*INSTRUCTION*: Go through each line of the records below and count those with the word "outside"; give only the total.

BEGIN RAW RECORDS

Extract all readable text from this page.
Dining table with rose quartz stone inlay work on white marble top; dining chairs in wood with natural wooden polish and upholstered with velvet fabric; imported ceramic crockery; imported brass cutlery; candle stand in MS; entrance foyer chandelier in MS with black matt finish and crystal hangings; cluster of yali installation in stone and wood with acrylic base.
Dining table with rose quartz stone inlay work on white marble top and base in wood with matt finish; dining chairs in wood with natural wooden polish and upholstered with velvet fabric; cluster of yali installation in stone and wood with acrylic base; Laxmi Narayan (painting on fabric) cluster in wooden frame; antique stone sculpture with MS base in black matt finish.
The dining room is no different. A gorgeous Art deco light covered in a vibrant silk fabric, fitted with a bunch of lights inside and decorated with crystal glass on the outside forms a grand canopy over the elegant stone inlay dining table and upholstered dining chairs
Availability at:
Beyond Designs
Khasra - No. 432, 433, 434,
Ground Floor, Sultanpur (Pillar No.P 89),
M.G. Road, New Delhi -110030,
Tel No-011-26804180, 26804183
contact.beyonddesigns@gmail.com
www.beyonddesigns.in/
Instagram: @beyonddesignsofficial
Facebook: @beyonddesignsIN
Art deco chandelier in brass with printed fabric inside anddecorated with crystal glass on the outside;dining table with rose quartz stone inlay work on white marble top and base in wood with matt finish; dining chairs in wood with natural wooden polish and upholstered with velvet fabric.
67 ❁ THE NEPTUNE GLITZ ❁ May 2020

END RAW RECORDS
BEGIN RAW RECORDS

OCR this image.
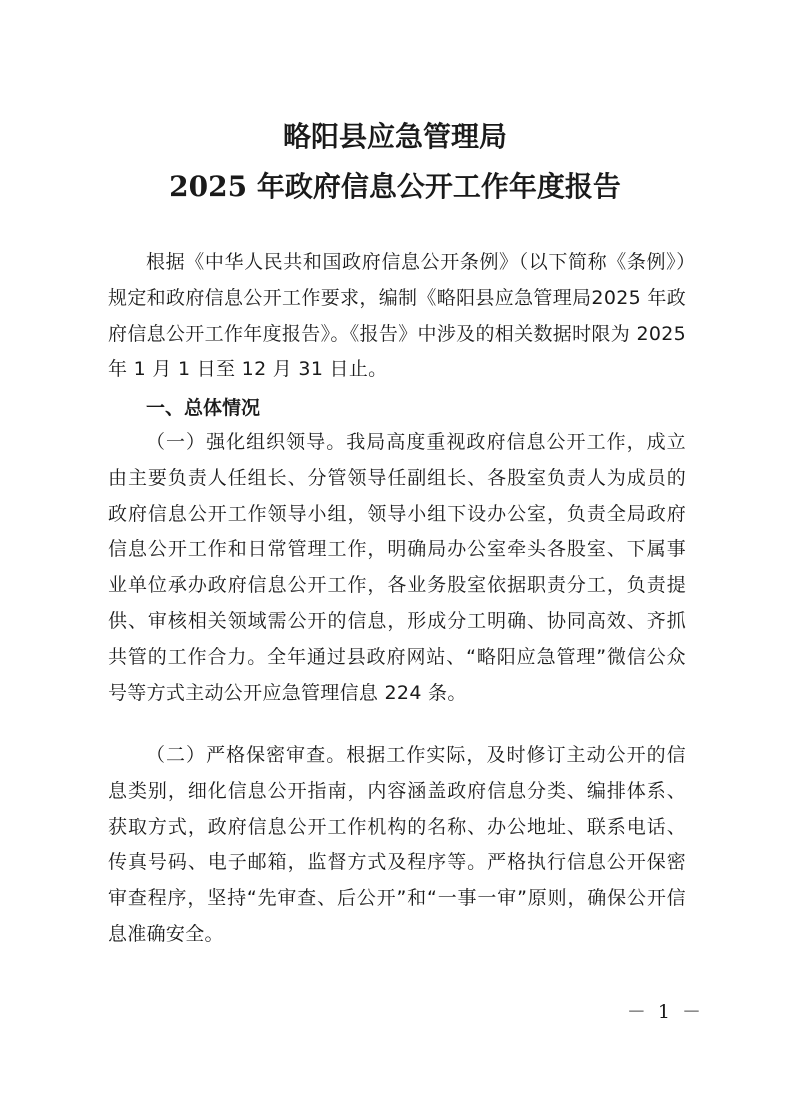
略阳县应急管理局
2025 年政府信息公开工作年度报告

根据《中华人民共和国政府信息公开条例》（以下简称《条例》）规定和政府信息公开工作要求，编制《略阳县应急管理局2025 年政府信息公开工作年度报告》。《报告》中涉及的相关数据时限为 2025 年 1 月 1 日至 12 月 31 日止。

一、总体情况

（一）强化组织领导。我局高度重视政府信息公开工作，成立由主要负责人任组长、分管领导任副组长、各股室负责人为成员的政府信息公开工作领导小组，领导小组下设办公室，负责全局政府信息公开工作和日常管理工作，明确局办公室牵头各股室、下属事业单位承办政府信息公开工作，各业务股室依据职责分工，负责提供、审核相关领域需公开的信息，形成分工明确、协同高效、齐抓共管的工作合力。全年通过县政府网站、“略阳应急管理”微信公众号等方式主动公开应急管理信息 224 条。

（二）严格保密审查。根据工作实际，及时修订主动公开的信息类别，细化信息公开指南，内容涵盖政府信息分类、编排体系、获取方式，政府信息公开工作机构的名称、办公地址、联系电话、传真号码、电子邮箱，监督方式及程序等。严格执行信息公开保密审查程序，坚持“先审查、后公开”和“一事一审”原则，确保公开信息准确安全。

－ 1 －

END RAW RECORDS

*SOLVED PROBLEM*: 2